◆ **What you have to do**
Would you quote the material below in full and unchanged?

◆ **Records**
----------------------------------------
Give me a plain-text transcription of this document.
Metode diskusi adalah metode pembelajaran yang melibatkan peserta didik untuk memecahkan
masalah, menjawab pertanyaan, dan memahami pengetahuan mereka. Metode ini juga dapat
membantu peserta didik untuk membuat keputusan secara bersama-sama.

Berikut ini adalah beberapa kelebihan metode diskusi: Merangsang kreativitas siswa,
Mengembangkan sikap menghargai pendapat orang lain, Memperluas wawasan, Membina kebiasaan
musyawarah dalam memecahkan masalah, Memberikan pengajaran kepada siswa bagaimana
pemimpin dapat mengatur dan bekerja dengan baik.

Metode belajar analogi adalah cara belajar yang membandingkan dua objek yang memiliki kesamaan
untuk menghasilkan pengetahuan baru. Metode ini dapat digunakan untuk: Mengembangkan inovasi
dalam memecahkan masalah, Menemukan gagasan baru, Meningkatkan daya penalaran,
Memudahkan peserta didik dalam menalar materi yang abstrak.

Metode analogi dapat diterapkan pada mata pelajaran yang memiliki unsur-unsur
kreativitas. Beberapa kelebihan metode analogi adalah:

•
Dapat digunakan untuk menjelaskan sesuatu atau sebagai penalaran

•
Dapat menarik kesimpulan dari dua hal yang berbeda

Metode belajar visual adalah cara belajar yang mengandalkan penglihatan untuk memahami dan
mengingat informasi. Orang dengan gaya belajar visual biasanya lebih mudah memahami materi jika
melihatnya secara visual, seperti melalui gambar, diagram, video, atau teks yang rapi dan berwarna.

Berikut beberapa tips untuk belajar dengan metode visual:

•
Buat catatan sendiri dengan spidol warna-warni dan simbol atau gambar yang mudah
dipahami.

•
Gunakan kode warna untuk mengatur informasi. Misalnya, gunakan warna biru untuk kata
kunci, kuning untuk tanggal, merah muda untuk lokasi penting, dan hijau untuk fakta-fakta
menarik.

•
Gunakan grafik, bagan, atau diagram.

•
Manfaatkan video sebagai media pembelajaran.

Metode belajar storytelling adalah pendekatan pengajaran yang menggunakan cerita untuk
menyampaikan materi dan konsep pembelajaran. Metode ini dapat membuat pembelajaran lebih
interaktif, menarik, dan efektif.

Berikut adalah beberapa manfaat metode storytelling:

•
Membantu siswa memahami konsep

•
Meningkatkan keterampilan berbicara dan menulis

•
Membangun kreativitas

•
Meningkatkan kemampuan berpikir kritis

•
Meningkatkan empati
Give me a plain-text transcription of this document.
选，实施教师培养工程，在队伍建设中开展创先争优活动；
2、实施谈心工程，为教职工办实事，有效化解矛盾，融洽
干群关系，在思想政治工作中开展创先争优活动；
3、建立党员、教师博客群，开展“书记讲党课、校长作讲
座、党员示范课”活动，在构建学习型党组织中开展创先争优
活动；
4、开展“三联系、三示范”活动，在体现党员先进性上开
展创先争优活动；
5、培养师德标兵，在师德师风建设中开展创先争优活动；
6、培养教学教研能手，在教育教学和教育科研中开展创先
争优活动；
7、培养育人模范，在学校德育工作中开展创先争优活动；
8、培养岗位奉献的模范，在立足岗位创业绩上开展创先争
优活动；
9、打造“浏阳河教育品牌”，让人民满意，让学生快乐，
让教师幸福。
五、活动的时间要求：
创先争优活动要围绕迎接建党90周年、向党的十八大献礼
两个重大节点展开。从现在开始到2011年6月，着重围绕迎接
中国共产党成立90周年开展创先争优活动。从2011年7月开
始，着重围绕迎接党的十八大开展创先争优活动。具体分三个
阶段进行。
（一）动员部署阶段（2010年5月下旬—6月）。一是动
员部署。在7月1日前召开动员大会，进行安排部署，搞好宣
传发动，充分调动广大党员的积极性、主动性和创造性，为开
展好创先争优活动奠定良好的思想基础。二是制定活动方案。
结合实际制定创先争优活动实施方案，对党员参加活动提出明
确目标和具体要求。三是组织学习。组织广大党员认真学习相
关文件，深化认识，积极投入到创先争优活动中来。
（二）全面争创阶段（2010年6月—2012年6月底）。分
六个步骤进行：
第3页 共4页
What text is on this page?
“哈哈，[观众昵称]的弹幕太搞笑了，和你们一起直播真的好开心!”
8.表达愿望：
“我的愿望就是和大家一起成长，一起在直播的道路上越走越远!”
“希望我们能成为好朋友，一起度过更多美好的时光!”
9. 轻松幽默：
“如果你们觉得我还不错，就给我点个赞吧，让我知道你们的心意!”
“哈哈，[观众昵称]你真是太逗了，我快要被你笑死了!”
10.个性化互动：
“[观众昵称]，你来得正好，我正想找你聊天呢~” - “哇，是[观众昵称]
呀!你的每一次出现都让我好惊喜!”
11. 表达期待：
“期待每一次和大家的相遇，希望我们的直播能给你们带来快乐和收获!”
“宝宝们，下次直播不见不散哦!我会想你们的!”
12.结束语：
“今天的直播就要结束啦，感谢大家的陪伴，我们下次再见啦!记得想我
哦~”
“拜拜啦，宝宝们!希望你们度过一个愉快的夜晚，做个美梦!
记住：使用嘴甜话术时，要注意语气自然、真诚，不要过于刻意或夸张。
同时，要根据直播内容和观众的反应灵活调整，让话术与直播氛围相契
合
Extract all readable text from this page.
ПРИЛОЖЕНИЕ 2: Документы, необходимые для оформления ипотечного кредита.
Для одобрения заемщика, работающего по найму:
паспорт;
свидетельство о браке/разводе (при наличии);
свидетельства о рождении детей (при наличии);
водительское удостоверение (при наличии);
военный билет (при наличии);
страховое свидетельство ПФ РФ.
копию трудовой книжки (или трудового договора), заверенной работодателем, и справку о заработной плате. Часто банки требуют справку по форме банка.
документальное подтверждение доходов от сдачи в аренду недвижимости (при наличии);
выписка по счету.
----------------------------------------
◆ **Full response**
Give me a plain-text transcription of this document.
Metode diskusi adalah metode pembelajaran yang melibatkan peserta didik untuk memecahkan
masalah, menjawab pertanyaan, dan memahami pengetahuan mereka. Metode ini juga dapat
membantu peserta didik untuk membuat keputusan secara bersama-sama.

Berikut ini adalah beberapa kelebihan metode diskusi: Merangsang kreativitas siswa,
Mengembangkan sikap menghargai pendapat orang lain, Memperluas wawasan, Membina kebiasaan
musyawarah dalam memecahkan masalah, Memberikan pengajaran kepada siswa bagaimana
pemimpin dapat mengatur dan bekerja dengan baik.

Metode belajar analogi adalah cara belajar yang membandingkan dua objek yang memiliki kesamaan
untuk menghasilkan pengetahuan baru. Metode ini dapat digunakan untuk: Mengembangkan inovasi
dalam memecahkan masalah, Menemukan gagasan baru, Meningkatkan daya penalaran,
Memudahkan peserta didik dalam menalar materi yang abstrak.

Metode analogi dapat diterapkan pada mata pelajaran yang memiliki unsur-unsur
kreativitas. Beberapa kelebihan metode analogi adalah:

•
Dapat digunakan untuk menjelaskan sesuatu atau sebagai penalaran

•
Dapat menarik kesimpulan dari dua hal yang berbeda

Metode belajar visual adalah cara belajar yang mengandalkan penglihatan untuk memahami dan
mengingat informasi. Orang dengan gaya belajar visual biasanya lebih mudah memahami materi jika
melihatnya secara visual, seperti melalui gambar, diagram, video, atau teks yang rapi dan berwarna.

Berikut beberapa tips untuk belajar dengan metode visual:

•
Buat catatan sendiri dengan spidol warna-warni dan simbol atau gambar yang mudah
dipahami.

•
Gunakan kode warna untuk mengatur informasi. Misalnya, gunakan warna biru untuk kata
kunci, kuning untuk tanggal, merah muda untuk lokasi penting, dan hijau untuk fakta-fakta
menarik.

•
Gunakan grafik, bagan, atau diagram.

•
Manfaatkan video sebagai media pembelajaran.

Metode belajar storytelling adalah pendekatan pengajaran yang menggunakan cerita untuk
menyampaikan materi dan konsep pembelajaran. Metode ini dapat membuat pembelajaran lebih
interaktif, menarik, dan efektif.

Berikut adalah beberapa manfaat metode storytelling:

•
Membantu siswa memahami konsep

•
Meningkatkan keterampilan berbicara dan menulis

•
Membangun kreativitas

•
Meningkatkan kemampuan berpikir kritis

•
Meningkatkan empati
Give me a plain-text transcription of this document.
选，实施教师培养工程，在队伍建设中开展创先争优活动；
2、实施谈心工程，为教职工办实事，有效化解矛盾，融洽
干群关系，在思想政治工作中开展创先争优活动；
3、建立党员、教师博客群，开展“书记讲党课、校长作讲
座、党员示范课”活动，在构建学习型党组织中开展创先争优
活动；
4、开展“三联系、三示范”活动，在体现党员先进性上开
展创先争优活动；
5、培养师德标兵，在师德师风建设中开展创先争优活动；
6、培养教学教研能手，在教育教学和教育科研中开展创先
争优活动；
7、培养育人模范，在学校德育工作中开展创先争优活动；
8、培养岗位奉献的模范，在立足岗位创业绩上开展创先争
优活动；
9、打造“浏阳河教育品牌”，让人民满意，让学生快乐，
让教师幸福。
五、活动的时间要求：
创先争优活动要围绕迎接建党90周年、向党的十八大献礼
两个重大节点展开。从现在开始到2011年6月，着重围绕迎接
中国共产党成立90周年开展创先争优活动。从2011年7月开
始，着重围绕迎接党的十八大开展创先争优活动。具体分三个
阶段进行。
（一）动员部署阶段（2010年5月下旬—6月）。一是动
员部署。在7月1日前召开动员大会，进行安排部署，搞好宣
传发动，充分调动广大党员的积极性、主动性和创造性，为开
展好创先争优活动奠定良好的思想基础。二是制定活动方案。
结合实际制定创先争优活动实施方案，对党员参加活动提出明
确目标和具体要求。三是组织学习。组织广大党员认真学习相
关文件，深化认识，积极投入到创先争优活动中来。
（二）全面争创阶段（2010年6月—2012年6月底）。分
六个步骤进行：
第3页 共4页
What text is on this page?
“哈哈，[观众昵称]的弹幕太搞笑了，和你们一起直播真的好开心!”
8.表达愿望：
“我的愿望就是和大家一起成长，一起在直播的道路上越走越远!”
“希望我们能成为好朋友，一起度过更多美好的时光!”
9. 轻松幽默：
“如果你们觉得我还不错，就给我点个赞吧，让我知道你们的心意!”
“哈哈，[观众昵称]你真是太逗了，我快要被你笑死了!”
10.个性化互动：
“[观众昵称]，你来得正好，我正想找你聊天呢~” - “哇，是[观众昵称]
呀!你的每一次出现都让我好惊喜!”
11. 表达期待：
“期待每一次和大家的相遇，希望我们的直播能给你们带来快乐和收获!”
“宝宝们，下次直播不见不散哦!我会想你们的!”
12.结束语：
“今天的直播就要结束啦，感谢大家的陪伴，我们下次再见啦!记得想我
哦~”
“拜拜啦，宝宝们!希望你们度过一个愉快的夜晚，做个美梦!
记住：使用嘴甜话术时，要注意语气自然、真诚，不要过于刻意或夸张。
同时，要根据直播内容和观众的反应灵活调整，让话术与直播氛围相契
合
Extract all readable text from this page.
ПРИЛОЖЕНИЕ 2: Документы, необходимые для оформления ипотечного кредита.
Для одобрения заемщика, работающего по найму:
паспорт;
свидетельство о браке/разводе (при наличии);
свидетельства о рождении детей (при наличии);
водительское удостоверение (при наличии);
военный билет (при наличии);
страховое свидетельство ПФ РФ.
копию трудовой книжки (или трудового договора), заверенной работодателем, и справку о заработной плате. Часто банки требуют справку по форме банка.
документальное подтверждение доходов от сдачи в аренду недвижимости (при наличии);
выписка по счету.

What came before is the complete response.